Repeat what the lines below say, word for word, and skip every image.

## The input
....
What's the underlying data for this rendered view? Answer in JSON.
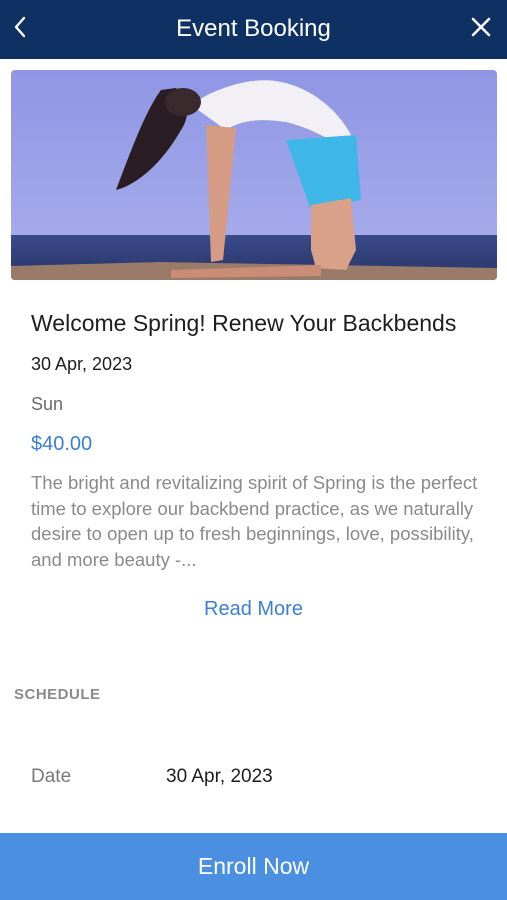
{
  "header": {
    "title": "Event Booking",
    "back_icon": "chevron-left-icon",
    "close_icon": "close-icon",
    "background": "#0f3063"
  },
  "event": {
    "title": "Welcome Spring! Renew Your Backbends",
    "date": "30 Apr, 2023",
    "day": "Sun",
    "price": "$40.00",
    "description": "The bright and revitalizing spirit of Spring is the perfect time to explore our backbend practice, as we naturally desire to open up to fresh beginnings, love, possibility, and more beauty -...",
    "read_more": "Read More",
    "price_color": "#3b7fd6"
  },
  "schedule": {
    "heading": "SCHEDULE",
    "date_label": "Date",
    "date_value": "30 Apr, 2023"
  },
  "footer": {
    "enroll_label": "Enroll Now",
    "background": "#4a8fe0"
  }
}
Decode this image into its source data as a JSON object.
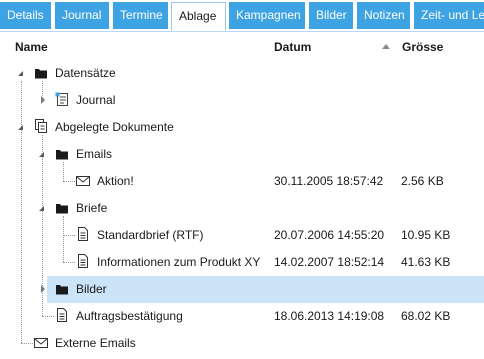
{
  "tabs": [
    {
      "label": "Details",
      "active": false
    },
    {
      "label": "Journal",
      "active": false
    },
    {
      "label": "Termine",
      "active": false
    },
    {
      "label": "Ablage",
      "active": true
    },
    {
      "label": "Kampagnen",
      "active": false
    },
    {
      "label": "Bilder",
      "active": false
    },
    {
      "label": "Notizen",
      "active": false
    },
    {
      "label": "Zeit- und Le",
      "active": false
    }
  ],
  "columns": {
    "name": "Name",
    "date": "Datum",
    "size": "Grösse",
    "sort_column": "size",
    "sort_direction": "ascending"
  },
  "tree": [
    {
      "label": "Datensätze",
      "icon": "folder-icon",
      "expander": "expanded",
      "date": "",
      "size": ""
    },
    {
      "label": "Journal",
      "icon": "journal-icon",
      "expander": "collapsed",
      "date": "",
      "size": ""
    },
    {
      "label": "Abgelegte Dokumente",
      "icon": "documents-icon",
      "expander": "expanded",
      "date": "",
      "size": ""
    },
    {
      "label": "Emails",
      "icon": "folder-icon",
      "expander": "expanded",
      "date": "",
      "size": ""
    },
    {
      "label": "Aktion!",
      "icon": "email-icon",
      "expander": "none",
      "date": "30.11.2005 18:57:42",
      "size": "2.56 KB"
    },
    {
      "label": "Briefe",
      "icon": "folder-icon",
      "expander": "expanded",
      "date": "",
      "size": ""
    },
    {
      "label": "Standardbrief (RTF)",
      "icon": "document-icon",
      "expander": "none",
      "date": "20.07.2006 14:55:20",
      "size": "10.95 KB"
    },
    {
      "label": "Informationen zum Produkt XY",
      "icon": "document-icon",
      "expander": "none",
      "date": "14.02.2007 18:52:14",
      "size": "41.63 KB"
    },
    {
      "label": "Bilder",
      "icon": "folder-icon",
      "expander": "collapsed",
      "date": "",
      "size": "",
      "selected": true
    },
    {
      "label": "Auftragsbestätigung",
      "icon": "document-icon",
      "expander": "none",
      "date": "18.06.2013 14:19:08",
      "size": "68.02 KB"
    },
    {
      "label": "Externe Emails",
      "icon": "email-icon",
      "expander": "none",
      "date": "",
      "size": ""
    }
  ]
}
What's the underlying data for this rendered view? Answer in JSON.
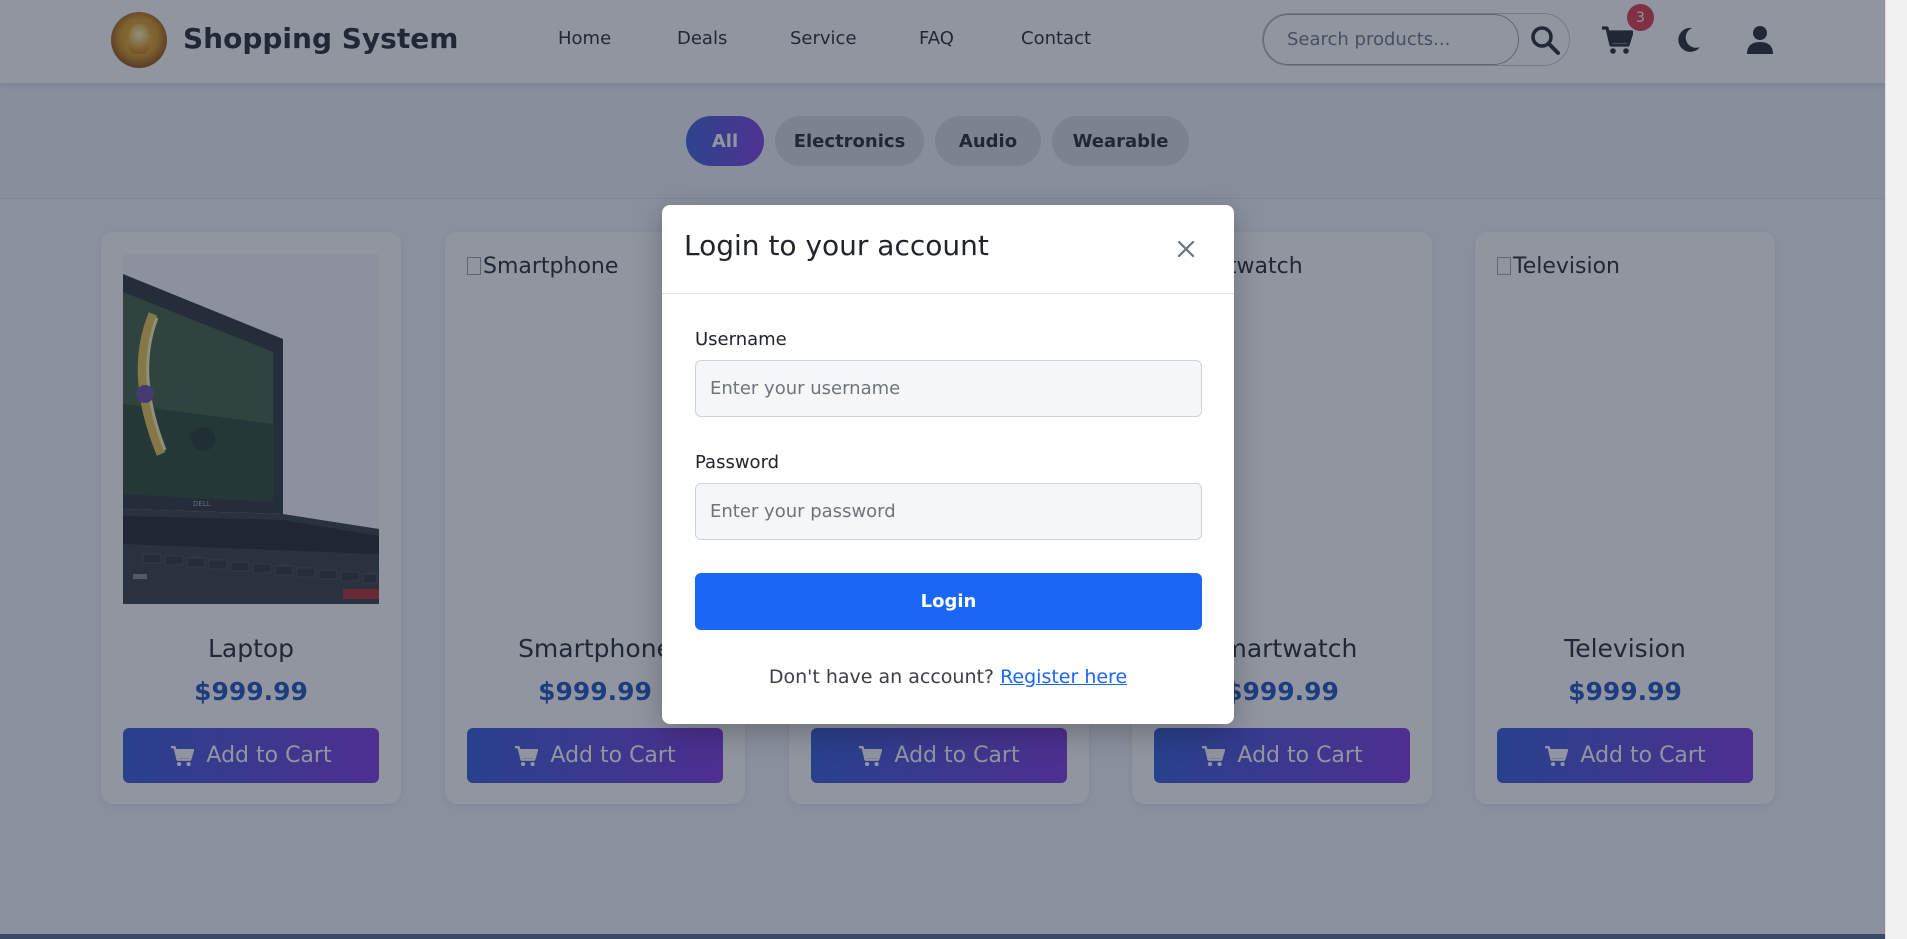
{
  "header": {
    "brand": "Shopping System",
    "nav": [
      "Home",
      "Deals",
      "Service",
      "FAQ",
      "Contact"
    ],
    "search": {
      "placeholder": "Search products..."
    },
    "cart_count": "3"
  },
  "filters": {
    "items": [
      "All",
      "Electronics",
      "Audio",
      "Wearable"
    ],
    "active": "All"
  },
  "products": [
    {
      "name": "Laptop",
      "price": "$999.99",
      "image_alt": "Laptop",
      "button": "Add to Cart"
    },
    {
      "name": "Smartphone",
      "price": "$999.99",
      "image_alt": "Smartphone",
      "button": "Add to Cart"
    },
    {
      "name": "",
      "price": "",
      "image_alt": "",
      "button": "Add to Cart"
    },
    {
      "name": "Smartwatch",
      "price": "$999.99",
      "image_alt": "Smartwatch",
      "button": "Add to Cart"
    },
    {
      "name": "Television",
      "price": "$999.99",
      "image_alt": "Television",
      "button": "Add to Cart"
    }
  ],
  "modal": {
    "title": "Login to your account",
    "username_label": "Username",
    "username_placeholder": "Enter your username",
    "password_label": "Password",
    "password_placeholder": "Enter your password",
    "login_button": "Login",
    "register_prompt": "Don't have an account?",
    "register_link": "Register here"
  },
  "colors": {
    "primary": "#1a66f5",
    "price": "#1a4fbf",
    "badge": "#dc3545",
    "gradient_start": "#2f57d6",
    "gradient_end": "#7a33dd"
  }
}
....
## Result below
What's the underlying data for this rendered view? Answer in JSON.
{
  "header": {
    "title": "Event Booking",
    "back_icon": "chevron-left-icon",
    "close_icon": "close-icon",
    "background": "#0f3063"
  },
  "event": {
    "title": "Welcome Spring! Renew Your Backbends",
    "date": "30 Apr, 2023",
    "day": "Sun",
    "price": "$40.00",
    "description": "The bright and revitalizing spirit of Spring is the perfect time to explore our backbend practice, as we naturally desire to open up to fresh beginnings, love, possibility, and more beauty -...",
    "read_more": "Read More",
    "price_color": "#3b7fd6"
  },
  "schedule": {
    "heading": "SCHEDULE",
    "date_label": "Date",
    "date_value": "30 Apr, 2023"
  },
  "footer": {
    "enroll_label": "Enroll Now",
    "background": "#4a8fe0"
  }
}
Decode this image into its source data as a JSON object.
{
  "tabs": [
    {
      "label": "Details",
      "active": false
    },
    {
      "label": "Journal",
      "active": false
    },
    {
      "label": "Termine",
      "active": false
    },
    {
      "label": "Ablage",
      "active": true
    },
    {
      "label": "Kampagnen",
      "active": false
    },
    {
      "label": "Bilder",
      "active": false
    },
    {
      "label": "Notizen",
      "active": false
    },
    {
      "label": "Zeit- und Le",
      "active": false
    }
  ],
  "columns": {
    "name": "Name",
    "date": "Datum",
    "size": "Grösse",
    "sort_column": "size",
    "sort_direction": "ascending"
  },
  "tree": [
    {
      "label": "Datensätze",
      "icon": "folder-icon",
      "expander": "expanded",
      "date": "",
      "size": ""
    },
    {
      "label": "Journal",
      "icon": "journal-icon",
      "expander": "collapsed",
      "date": "",
      "size": ""
    },
    {
      "label": "Abgelegte Dokumente",
      "icon": "documents-icon",
      "expander": "expanded",
      "date": "",
      "size": ""
    },
    {
      "label": "Emails",
      "icon": "folder-icon",
      "expander": "expanded",
      "date": "",
      "size": ""
    },
    {
      "label": "Aktion!",
      "icon": "email-icon",
      "expander": "none",
      "date": "30.11.2005 18:57:42",
      "size": "2.56 KB"
    },
    {
      "label": "Briefe",
      "icon": "folder-icon",
      "expander": "expanded",
      "date": "",
      "size": ""
    },
    {
      "label": "Standardbrief (RTF)",
      "icon": "document-icon",
      "expander": "none",
      "date": "20.07.2006 14:55:20",
      "size": "10.95 KB"
    },
    {
      "label": "Informationen zum Produkt XY",
      "icon": "document-icon",
      "expander": "none",
      "date": "14.02.2007 18:52:14",
      "size": "41.63 KB"
    },
    {
      "label": "Bilder",
      "icon": "folder-icon",
      "expander": "collapsed",
      "date": "",
      "size": "",
      "selected": true
    },
    {
      "label": "Auftragsbestätigung",
      "icon": "document-icon",
      "expander": "none",
      "date": "18.06.2013 14:19:08",
      "size": "68.02 KB"
    },
    {
      "label": "Externe Emails",
      "icon": "email-icon",
      "expander": "none",
      "date": "",
      "size": ""
    }
  ]
}
What's the underlying data for this rendered view? Answer in JSON.
{
  "header": {
    "brand": "Shopping System",
    "nav": [
      "Home",
      "Deals",
      "Service",
      "FAQ",
      "Contact"
    ],
    "search": {
      "placeholder": "Search products..."
    },
    "cart_count": "3"
  },
  "filters": {
    "items": [
      "All",
      "Electronics",
      "Audio",
      "Wearable"
    ],
    "active": "All"
  },
  "products": [
    {
      "name": "Laptop",
      "price": "$999.99",
      "image_alt": "Laptop",
      "button": "Add to Cart"
    },
    {
      "name": "Smartphone",
      "price": "$999.99",
      "image_alt": "Smartphone",
      "button": "Add to Cart"
    },
    {
      "name": "",
      "price": "",
      "image_alt": "",
      "button": "Add to Cart"
    },
    {
      "name": "Smartwatch",
      "price": "$999.99",
      "image_alt": "Smartwatch",
      "button": "Add to Cart"
    },
    {
      "name": "Television",
      "price": "$999.99",
      "image_alt": "Television",
      "button": "Add to Cart"
    }
  ],
  "modal": {
    "title": "Login to your account",
    "username_label": "Username",
    "username_placeholder": "Enter your username",
    "password_label": "Password",
    "password_placeholder": "Enter your password",
    "login_button": "Login",
    "register_prompt": "Don't have an account?",
    "register_link": "Register here"
  },
  "colors": {
    "primary": "#1a66f5",
    "price": "#1a4fbf",
    "badge": "#dc3545",
    "gradient_start": "#2f57d6",
    "gradient_end": "#7a33dd"
  }
}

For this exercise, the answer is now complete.